Items from a data source:
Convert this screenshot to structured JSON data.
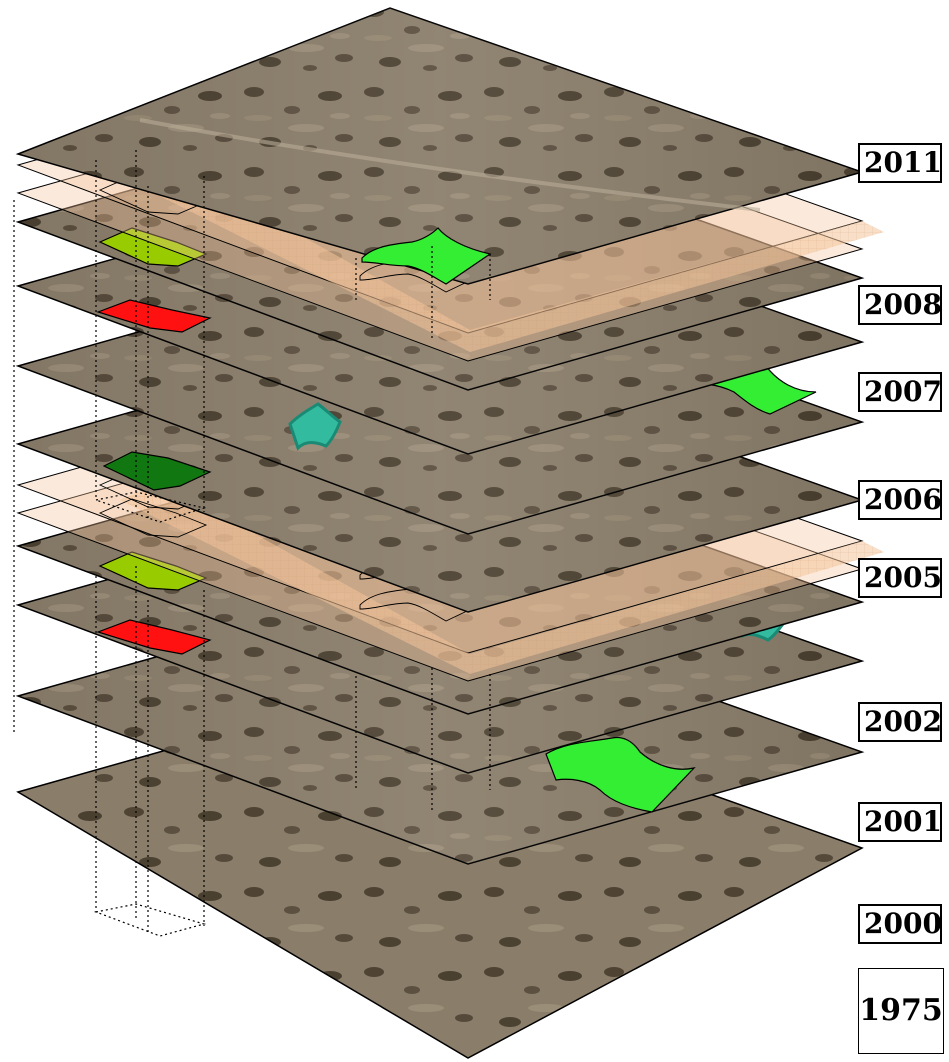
{
  "colors": {
    "aerial_base": "#8a7d6a",
    "band_fill": "#f3c49a",
    "light_green": "#33ee33",
    "olive_green": "#99cc00",
    "dark_green": "#117711",
    "red": "#ff1111",
    "teal": "#33bba0",
    "stroke": "#000000"
  },
  "layers": [
    {
      "key": "2011",
      "label": "2011"
    },
    {
      "key": "2008",
      "label": "2008"
    },
    {
      "key": "2007",
      "label": "2007"
    },
    {
      "key": "2006",
      "label": "2006"
    },
    {
      "key": "2005",
      "label": "2005"
    },
    {
      "key": "2002",
      "label": "2002"
    },
    {
      "key": "2001",
      "label": "2001"
    },
    {
      "key": "2000",
      "label": "2000"
    }
  ],
  "base_year": {
    "label": "1975"
  }
}
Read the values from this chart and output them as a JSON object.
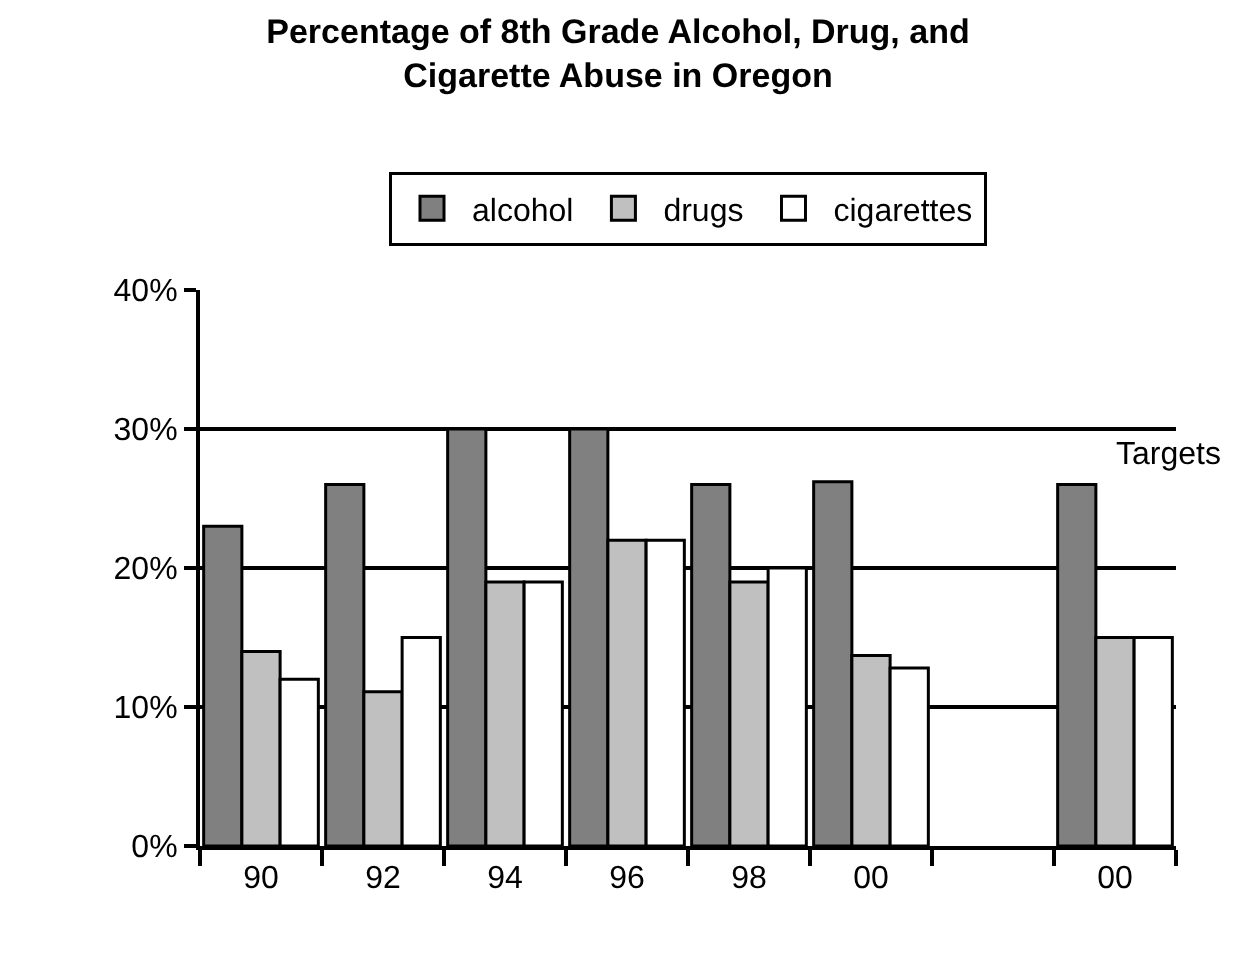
{
  "chart_data": {
    "type": "bar",
    "title": "Percentage of 8th Grade Alcohol, Drug, and\nCigarette Abuse in Oregon",
    "categories": [
      "90",
      "92",
      "94",
      "96",
      "98",
      "00",
      null,
      "00"
    ],
    "series": [
      {
        "name": "alcohol",
        "color": "#808080",
        "values": [
          23,
          26,
          30,
          30,
          26,
          26.2,
          null,
          26
        ]
      },
      {
        "name": "drugs",
        "color": "#c0c0c0",
        "values": [
          14,
          11.1,
          19,
          22,
          19,
          13.7,
          null,
          15
        ]
      },
      {
        "name": "cigarettes",
        "color": "#ffffff",
        "values": [
          12,
          15,
          19,
          22,
          20,
          12.8,
          null,
          15
        ]
      }
    ],
    "ylim": [
      0,
      40
    ],
    "yticks": [
      {
        "value": 0,
        "label": "0%"
      },
      {
        "value": 10,
        "label": "10%"
      },
      {
        "value": 20,
        "label": "20%"
      },
      {
        "value": 30,
        "label": "30%"
      },
      {
        "value": 40,
        "label": "40%"
      }
    ],
    "annotations": [
      "Targets"
    ],
    "grid": "y",
    "legend": "top"
  }
}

## PROBLEM STATEMENT:
Retype every record above exactly as written, but leave out the pictures.

## THE SOLUTION:
Convert this screenshot to structured JSON data.
{
  "colors": {
    "aerial_base": "#8a7d6a",
    "band_fill": "#f3c49a",
    "light_green": "#33ee33",
    "olive_green": "#99cc00",
    "dark_green": "#117711",
    "red": "#ff1111",
    "teal": "#33bba0",
    "stroke": "#000000"
  },
  "layers": [
    {
      "key": "2011",
      "label": "2011"
    },
    {
      "key": "2008",
      "label": "2008"
    },
    {
      "key": "2007",
      "label": "2007"
    },
    {
      "key": "2006",
      "label": "2006"
    },
    {
      "key": "2005",
      "label": "2005"
    },
    {
      "key": "2002",
      "label": "2002"
    },
    {
      "key": "2001",
      "label": "2001"
    },
    {
      "key": "2000",
      "label": "2000"
    }
  ],
  "base_year": {
    "label": "1975"
  }
}
Read the values from this chart and output them as a JSON object.
{
  "chart_data": {
    "type": "bar",
    "title": "Percentage of 8th Grade Alcohol, Drug, and\nCigarette Abuse in Oregon",
    "categories": [
      "90",
      "92",
      "94",
      "96",
      "98",
      "00",
      null,
      "00"
    ],
    "series": [
      {
        "name": "alcohol",
        "color": "#808080",
        "values": [
          23,
          26,
          30,
          30,
          26,
          26.2,
          null,
          26
        ]
      },
      {
        "name": "drugs",
        "color": "#c0c0c0",
        "values": [
          14,
          11.1,
          19,
          22,
          19,
          13.7,
          null,
          15
        ]
      },
      {
        "name": "cigarettes",
        "color": "#ffffff",
        "values": [
          12,
          15,
          19,
          22,
          20,
          12.8,
          null,
          15
        ]
      }
    ],
    "ylim": [
      0,
      40
    ],
    "yticks": [
      {
        "value": 0,
        "label": "0%"
      },
      {
        "value": 10,
        "label": "10%"
      },
      {
        "value": 20,
        "label": "20%"
      },
      {
        "value": 30,
        "label": "30%"
      },
      {
        "value": 40,
        "label": "40%"
      }
    ],
    "annotations": [
      "Targets"
    ],
    "grid": "y",
    "legend": "top"
  }
}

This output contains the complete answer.